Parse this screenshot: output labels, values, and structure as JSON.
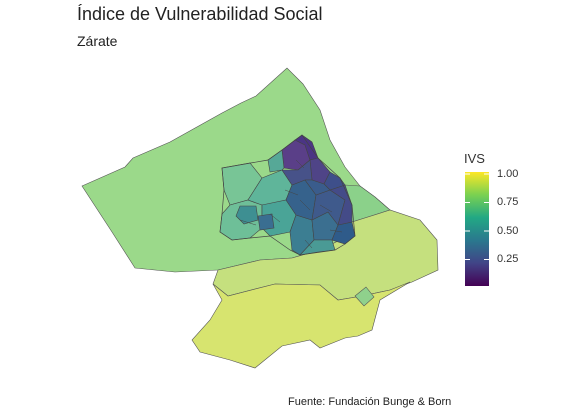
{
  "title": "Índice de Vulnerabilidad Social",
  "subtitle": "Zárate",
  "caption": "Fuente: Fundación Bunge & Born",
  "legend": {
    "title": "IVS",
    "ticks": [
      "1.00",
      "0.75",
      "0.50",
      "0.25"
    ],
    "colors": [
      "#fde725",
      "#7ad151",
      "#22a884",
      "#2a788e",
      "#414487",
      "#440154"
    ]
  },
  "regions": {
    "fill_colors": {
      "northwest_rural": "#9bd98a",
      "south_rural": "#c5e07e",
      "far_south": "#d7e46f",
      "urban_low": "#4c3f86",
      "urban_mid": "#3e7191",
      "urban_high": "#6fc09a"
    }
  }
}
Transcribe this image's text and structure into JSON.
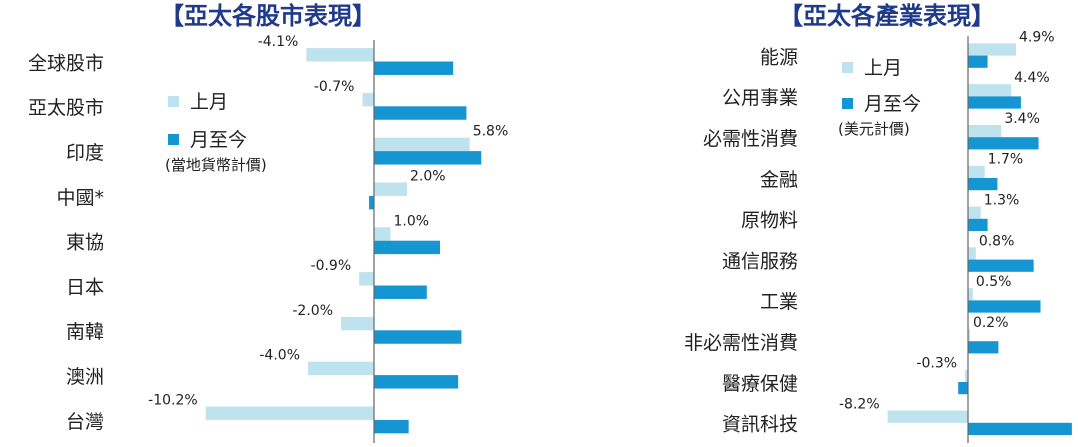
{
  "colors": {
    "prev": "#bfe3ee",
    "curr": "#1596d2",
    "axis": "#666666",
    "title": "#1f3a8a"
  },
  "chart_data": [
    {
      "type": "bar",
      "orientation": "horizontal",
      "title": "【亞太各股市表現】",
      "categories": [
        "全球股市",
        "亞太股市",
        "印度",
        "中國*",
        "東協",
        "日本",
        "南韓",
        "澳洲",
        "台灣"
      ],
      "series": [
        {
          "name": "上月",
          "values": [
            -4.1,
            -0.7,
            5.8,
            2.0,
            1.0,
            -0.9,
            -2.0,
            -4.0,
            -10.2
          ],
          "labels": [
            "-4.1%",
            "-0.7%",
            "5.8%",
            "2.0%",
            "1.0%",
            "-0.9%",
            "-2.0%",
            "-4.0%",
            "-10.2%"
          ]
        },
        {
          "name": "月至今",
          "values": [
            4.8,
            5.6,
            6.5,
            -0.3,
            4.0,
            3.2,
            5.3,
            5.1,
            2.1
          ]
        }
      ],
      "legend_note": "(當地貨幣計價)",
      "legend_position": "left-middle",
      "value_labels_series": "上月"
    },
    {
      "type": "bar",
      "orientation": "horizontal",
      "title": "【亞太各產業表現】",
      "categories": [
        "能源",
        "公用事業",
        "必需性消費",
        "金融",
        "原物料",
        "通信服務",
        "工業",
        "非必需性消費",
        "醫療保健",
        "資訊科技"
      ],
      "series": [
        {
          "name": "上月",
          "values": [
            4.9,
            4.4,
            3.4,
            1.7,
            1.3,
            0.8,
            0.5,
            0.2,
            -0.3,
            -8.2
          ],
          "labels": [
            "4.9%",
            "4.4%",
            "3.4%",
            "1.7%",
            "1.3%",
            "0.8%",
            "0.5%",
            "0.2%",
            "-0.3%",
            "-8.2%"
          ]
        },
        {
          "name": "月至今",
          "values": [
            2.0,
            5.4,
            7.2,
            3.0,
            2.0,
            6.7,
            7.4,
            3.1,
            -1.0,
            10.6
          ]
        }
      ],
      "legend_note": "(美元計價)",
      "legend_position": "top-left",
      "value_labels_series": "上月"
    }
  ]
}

------

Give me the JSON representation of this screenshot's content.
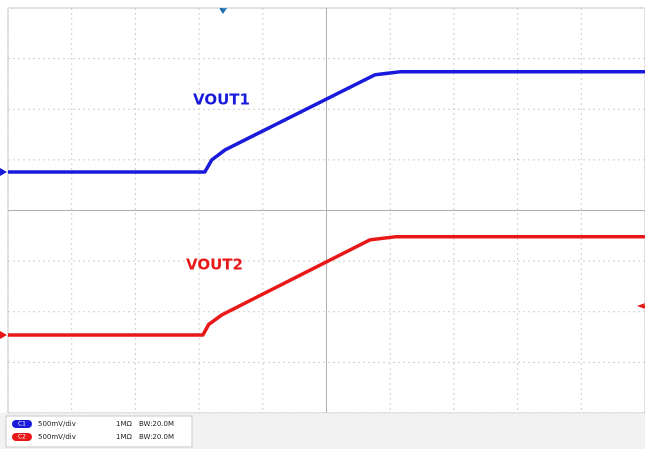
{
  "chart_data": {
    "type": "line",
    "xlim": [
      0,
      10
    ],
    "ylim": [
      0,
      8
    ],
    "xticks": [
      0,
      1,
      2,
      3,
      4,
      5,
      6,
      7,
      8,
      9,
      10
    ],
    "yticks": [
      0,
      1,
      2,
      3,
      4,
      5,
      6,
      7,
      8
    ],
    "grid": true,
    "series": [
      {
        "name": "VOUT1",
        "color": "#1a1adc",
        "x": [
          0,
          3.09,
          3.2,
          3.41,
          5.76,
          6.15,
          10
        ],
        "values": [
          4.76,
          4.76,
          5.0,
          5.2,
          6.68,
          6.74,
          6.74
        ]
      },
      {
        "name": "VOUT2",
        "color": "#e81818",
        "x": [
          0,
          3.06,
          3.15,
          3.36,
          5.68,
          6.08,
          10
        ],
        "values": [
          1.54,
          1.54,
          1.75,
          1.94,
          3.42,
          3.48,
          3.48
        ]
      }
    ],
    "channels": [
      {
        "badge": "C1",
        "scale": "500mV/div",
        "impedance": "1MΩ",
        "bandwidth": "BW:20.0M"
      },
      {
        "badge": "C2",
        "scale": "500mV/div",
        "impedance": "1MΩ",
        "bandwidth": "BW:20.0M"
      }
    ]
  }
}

------

In the records above, locate every line with the string "structure" and copy it.

• [Task answer]:
Parse this screenshot: output labels, values, and structure as JSON.
Transcribe this image's text and structure into JSON.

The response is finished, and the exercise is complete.